[Stored data]

◇ ◇ ◇ ◇ ◇

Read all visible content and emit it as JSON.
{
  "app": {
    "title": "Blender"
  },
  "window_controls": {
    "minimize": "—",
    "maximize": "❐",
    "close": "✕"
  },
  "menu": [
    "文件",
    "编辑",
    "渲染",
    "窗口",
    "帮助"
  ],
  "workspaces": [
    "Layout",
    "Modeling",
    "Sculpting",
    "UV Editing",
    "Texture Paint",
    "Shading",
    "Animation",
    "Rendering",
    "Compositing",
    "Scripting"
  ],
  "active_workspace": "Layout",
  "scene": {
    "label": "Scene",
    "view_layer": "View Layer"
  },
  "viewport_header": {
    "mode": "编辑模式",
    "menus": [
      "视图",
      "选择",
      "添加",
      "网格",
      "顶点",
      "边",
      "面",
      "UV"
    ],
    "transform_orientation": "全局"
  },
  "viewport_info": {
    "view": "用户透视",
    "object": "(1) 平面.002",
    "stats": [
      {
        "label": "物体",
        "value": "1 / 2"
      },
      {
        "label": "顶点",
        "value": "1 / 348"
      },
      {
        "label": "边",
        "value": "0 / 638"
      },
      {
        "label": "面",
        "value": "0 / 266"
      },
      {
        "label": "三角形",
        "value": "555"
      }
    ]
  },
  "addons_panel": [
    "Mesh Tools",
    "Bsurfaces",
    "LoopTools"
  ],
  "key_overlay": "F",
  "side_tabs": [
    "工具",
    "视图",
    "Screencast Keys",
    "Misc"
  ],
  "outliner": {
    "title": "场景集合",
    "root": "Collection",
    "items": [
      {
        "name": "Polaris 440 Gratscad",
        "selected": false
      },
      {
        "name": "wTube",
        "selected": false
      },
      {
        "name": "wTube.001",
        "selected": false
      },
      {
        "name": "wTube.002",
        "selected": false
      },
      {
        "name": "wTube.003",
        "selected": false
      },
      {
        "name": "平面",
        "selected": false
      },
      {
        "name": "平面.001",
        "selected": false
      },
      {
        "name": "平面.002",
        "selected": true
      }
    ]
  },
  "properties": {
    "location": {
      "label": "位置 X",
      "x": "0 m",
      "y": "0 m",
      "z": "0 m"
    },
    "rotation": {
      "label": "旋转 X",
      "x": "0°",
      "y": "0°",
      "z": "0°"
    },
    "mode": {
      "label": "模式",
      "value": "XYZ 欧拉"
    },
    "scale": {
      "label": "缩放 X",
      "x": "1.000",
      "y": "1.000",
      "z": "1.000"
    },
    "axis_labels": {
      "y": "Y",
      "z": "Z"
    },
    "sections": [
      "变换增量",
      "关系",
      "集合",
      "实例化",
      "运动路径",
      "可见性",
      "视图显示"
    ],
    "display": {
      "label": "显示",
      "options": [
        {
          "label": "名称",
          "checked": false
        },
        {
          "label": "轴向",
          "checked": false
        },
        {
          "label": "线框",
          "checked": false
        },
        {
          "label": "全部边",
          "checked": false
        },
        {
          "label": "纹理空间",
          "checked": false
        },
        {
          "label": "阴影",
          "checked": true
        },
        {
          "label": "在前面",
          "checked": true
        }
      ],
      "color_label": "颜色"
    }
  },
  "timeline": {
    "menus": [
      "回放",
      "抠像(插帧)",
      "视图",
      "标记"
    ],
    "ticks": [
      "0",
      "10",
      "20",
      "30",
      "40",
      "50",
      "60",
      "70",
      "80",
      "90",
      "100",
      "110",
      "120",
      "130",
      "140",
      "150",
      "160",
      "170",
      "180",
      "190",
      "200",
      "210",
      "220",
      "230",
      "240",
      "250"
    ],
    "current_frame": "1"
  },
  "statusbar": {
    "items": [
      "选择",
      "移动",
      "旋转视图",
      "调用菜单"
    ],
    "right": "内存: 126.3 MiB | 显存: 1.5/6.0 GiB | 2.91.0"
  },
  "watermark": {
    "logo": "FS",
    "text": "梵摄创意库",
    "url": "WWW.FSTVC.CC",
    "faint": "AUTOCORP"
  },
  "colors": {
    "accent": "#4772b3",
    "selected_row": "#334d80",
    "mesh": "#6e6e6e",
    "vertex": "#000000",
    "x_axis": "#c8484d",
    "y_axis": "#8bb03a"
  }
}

◇ ◇ ◇ ◇ ◇

Identify how many lines in the entries above contain the word "wTube" and provide only that figure.

4